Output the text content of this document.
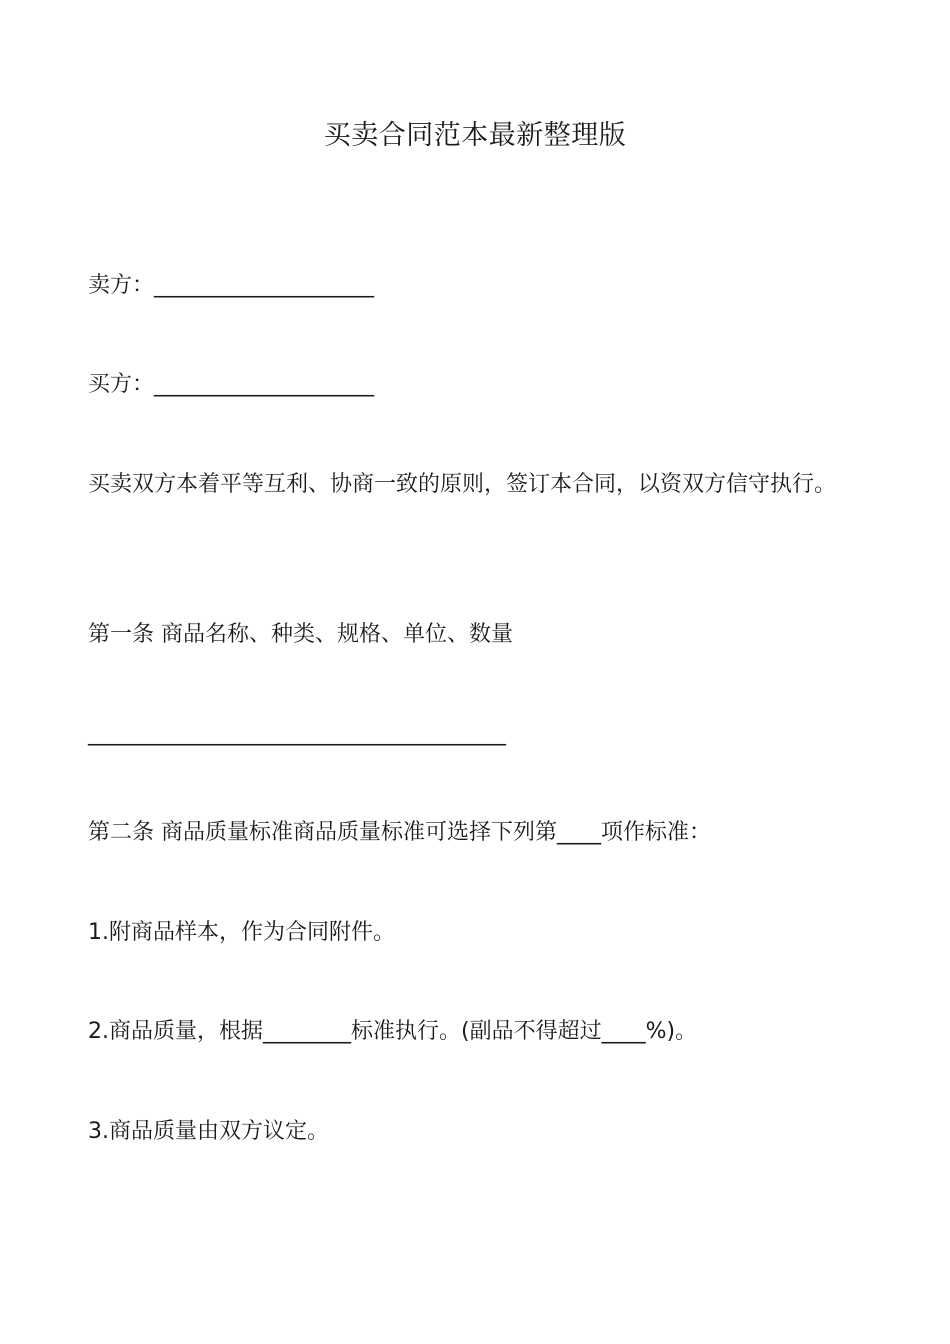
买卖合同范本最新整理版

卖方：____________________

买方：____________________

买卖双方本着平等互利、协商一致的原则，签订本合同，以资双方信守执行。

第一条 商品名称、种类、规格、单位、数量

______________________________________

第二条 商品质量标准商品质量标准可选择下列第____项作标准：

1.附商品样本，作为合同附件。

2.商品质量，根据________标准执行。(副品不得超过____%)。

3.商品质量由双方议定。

---

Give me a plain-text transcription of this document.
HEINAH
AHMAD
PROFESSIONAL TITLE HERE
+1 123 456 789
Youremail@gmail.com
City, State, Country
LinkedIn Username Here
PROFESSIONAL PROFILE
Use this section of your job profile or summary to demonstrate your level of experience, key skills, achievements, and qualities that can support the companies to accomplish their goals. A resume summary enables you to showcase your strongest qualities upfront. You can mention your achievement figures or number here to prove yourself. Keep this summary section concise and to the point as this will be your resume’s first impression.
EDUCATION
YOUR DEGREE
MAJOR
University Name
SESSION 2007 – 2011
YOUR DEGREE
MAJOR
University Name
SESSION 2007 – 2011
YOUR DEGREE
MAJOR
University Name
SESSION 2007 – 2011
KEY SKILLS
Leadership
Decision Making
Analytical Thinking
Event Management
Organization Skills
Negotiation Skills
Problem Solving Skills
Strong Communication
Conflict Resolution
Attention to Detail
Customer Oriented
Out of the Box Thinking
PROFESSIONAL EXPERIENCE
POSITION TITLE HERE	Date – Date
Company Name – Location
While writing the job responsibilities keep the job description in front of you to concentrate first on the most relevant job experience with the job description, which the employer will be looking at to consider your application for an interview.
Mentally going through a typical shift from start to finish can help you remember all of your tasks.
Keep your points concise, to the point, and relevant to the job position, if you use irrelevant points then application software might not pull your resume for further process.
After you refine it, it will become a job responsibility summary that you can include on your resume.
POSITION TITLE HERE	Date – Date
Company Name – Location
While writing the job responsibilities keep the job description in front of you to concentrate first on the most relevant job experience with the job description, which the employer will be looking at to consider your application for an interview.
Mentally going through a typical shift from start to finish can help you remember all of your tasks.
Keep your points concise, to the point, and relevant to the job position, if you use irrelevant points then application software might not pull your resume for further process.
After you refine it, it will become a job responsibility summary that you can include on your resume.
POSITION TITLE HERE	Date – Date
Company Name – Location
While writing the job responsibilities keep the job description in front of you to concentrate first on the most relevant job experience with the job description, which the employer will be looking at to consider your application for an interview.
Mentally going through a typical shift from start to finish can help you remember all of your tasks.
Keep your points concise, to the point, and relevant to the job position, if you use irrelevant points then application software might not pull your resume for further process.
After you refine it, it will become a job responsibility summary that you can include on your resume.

▶ _Problem statement_: Determine how many lines of the material include the string "text". Output only that count.

▶ _Written answer_: 2